### GIVEN INSTRUCTION
Every entry below should be printed exactly, without its images.

[Source data]
________________________
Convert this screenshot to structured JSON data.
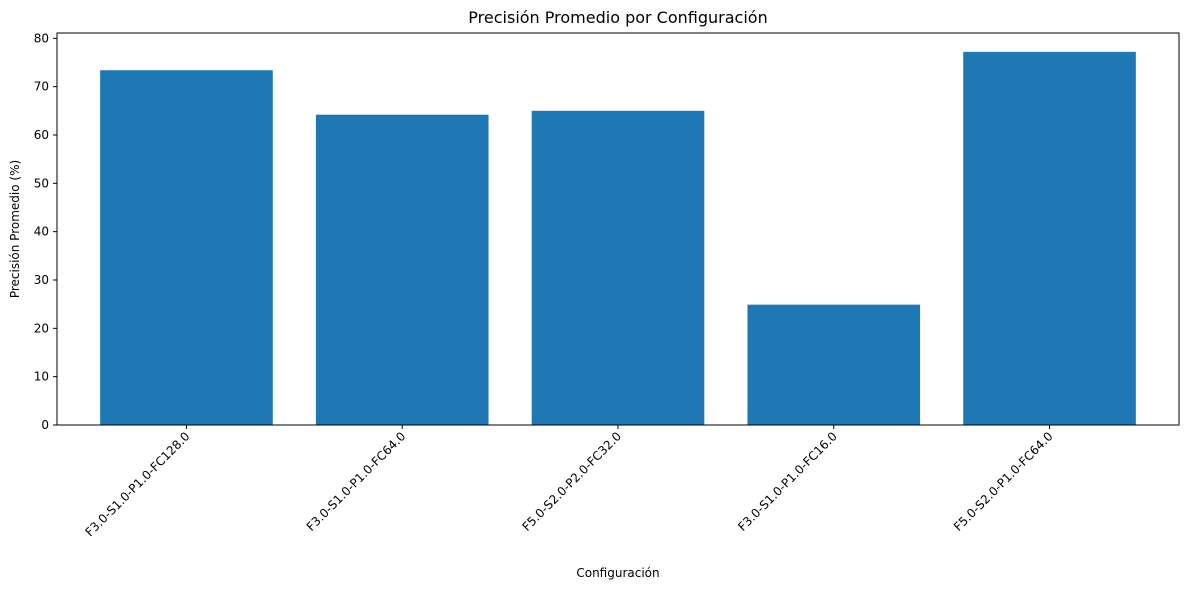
{
  "chart_data": {
    "type": "bar",
    "title": "Precisión Promedio por Configuración",
    "xlabel": "Configuración",
    "ylabel": "Precisión Promedio (%)",
    "categories": [
      "F3.0-S1.0-P1.0-FC128.0",
      "F3.0-S1.0-P1.0-FC64.0",
      "F5.0-S2.0-P2.0-FC32.0",
      "F3.0-S1.0-P1.0-FC16.0",
      "F5.0-S2.0-P1.0-FC64.0"
    ],
    "values": [
      73.4,
      64.2,
      65.0,
      24.9,
      77.2
    ],
    "ylim": [
      0,
      81.1
    ],
    "yticks": [
      0,
      10,
      20,
      30,
      40,
      50,
      60,
      70,
      80
    ],
    "bar_color": "#1f77b4",
    "grid": false,
    "legend": false,
    "xtick_rotation": "45 degrees"
  }
}
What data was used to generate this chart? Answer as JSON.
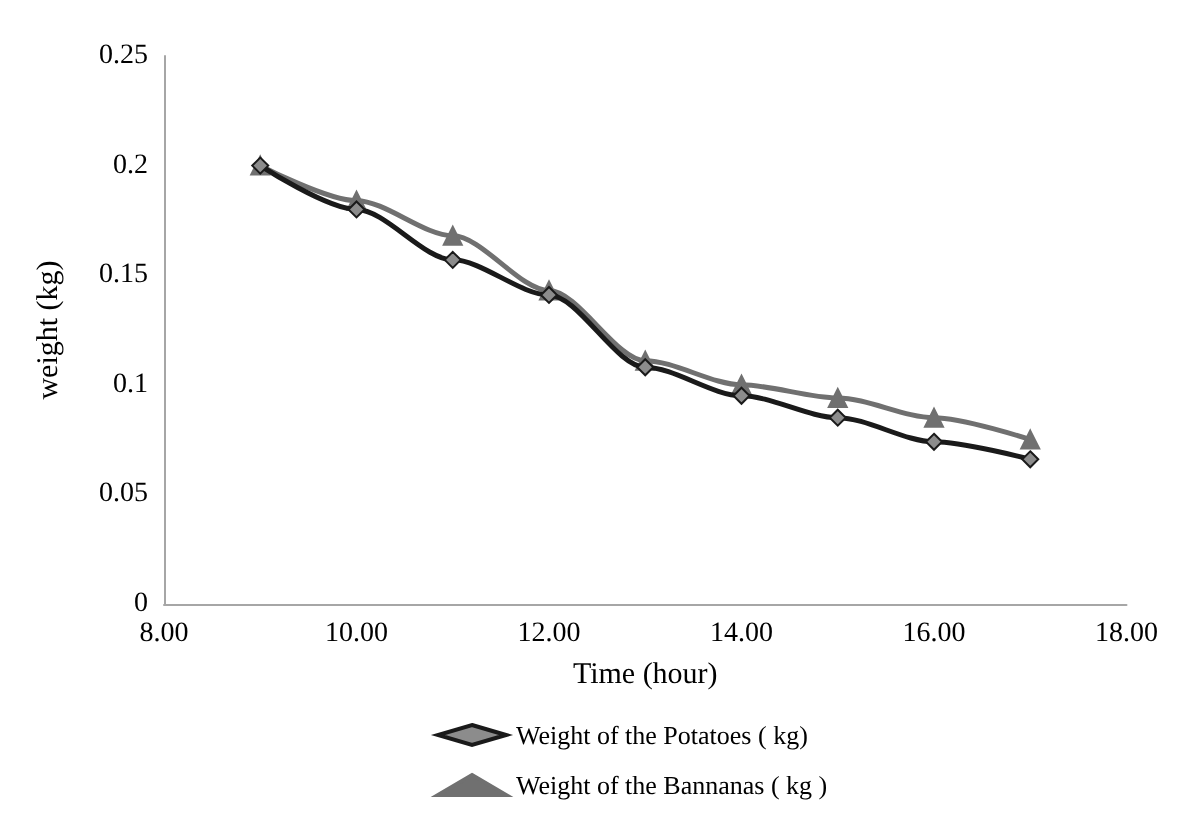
{
  "chart_data": {
    "type": "line",
    "xlabel": "Time (hour)",
    "ylabel": "weight (kg)",
    "x": [
      9,
      10,
      11,
      12,
      13,
      14,
      15,
      16,
      17
    ],
    "series": [
      {
        "name": "Weight of the Potatoes ( kg)",
        "color": "#1a1a1a",
        "marker": "diamond",
        "values": [
          0.2,
          0.18,
          0.157,
          0.141,
          0.108,
          0.095,
          0.085,
          0.074,
          0.066
        ]
      },
      {
        "name": "Weight of the Bannanas ( kg )",
        "color": "#707070",
        "marker": "triangle",
        "values": [
          0.2,
          0.184,
          0.168,
          0.143,
          0.111,
          0.1,
          0.094,
          0.085,
          0.075
        ]
      }
    ],
    "xlim": [
      8,
      18
    ],
    "xticks": [
      {
        "value": 8,
        "label": "8.00"
      },
      {
        "value": 10,
        "label": "10.00"
      },
      {
        "value": 12,
        "label": "12.00"
      },
      {
        "value": 14,
        "label": "14.00"
      },
      {
        "value": 16,
        "label": "16.00"
      },
      {
        "value": 18,
        "label": "18.00"
      }
    ],
    "ylim": [
      0,
      0.25
    ],
    "yticks": [
      0,
      0.05,
      0.1,
      0.15,
      0.2,
      0.25
    ],
    "grid": false,
    "legend": "bottom",
    "line_style": "solid"
  }
}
________________________
### CORRECT RESULT
Convert this screenshot to structured JSON data.
{
  "chart_data": {
    "type": "bar",
    "title": "Precisión Promedio por Configuración",
    "xlabel": "Configuración",
    "ylabel": "Precisión Promedio (%)",
    "categories": [
      "F3.0-S1.0-P1.0-FC128.0",
      "F3.0-S1.0-P1.0-FC64.0",
      "F5.0-S2.0-P2.0-FC32.0",
      "F3.0-S1.0-P1.0-FC16.0",
      "F5.0-S2.0-P1.0-FC64.0"
    ],
    "values": [
      73.4,
      64.2,
      65.0,
      24.9,
      77.2
    ],
    "ylim": [
      0,
      81.1
    ],
    "yticks": [
      0,
      10,
      20,
      30,
      40,
      50,
      60,
      70,
      80
    ],
    "bar_color": "#1f77b4",
    "grid": false,
    "legend": false,
    "xtick_rotation": "45 degrees"
  }
}
What data was used to generate this chart? Answer as JSON.
{
  "chart_data": {
    "type": "line",
    "xlabel": "Time (hour)",
    "ylabel": "weight (kg)",
    "x": [
      9,
      10,
      11,
      12,
      13,
      14,
      15,
      16,
      17
    ],
    "series": [
      {
        "name": "Weight of the Potatoes ( kg)",
        "color": "#1a1a1a",
        "marker": "diamond",
        "values": [
          0.2,
          0.18,
          0.157,
          0.141,
          0.108,
          0.095,
          0.085,
          0.074,
          0.066
        ]
      },
      {
        "name": "Weight of the Bannanas ( kg )",
        "color": "#707070",
        "marker": "triangle",
        "values": [
          0.2,
          0.184,
          0.168,
          0.143,
          0.111,
          0.1,
          0.094,
          0.085,
          0.075
        ]
      }
    ],
    "xlim": [
      8,
      18
    ],
    "xticks": [
      {
        "value": 8,
        "label": "8.00"
      },
      {
        "value": 10,
        "label": "10.00"
      },
      {
        "value": 12,
        "label": "12.00"
      },
      {
        "value": 14,
        "label": "14.00"
      },
      {
        "value": 16,
        "label": "16.00"
      },
      {
        "value": 18,
        "label": "18.00"
      }
    ],
    "ylim": [
      0,
      0.25
    ],
    "yticks": [
      0,
      0.05,
      0.1,
      0.15,
      0.2,
      0.25
    ],
    "grid": false,
    "legend": "bottom",
    "line_style": "solid"
  }
}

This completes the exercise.